**What you need to do**: Pull out every line below that holds the word "bank".

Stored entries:
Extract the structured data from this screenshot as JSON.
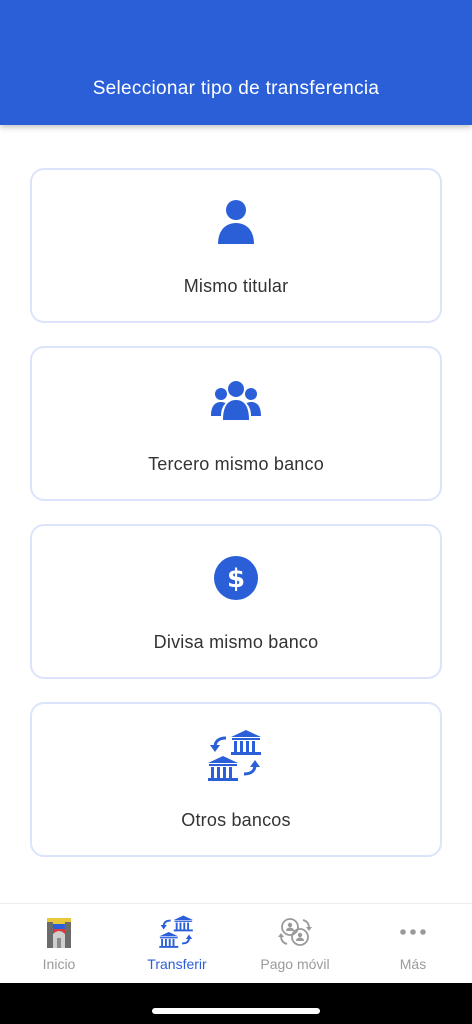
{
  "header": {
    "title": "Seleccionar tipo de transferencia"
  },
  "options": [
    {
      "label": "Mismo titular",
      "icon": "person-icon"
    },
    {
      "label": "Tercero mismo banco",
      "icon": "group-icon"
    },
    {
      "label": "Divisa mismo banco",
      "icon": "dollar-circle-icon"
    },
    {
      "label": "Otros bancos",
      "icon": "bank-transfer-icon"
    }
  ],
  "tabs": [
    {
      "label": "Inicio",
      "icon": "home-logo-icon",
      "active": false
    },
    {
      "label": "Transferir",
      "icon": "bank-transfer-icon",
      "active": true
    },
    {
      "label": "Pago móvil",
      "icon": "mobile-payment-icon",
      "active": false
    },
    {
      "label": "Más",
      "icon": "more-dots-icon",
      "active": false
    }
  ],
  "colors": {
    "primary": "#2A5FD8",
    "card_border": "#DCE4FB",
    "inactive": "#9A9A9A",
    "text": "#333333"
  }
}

**Task answer**:
      "icon": "bank-transfer-icon"
      "icon": "bank-transfer-icon",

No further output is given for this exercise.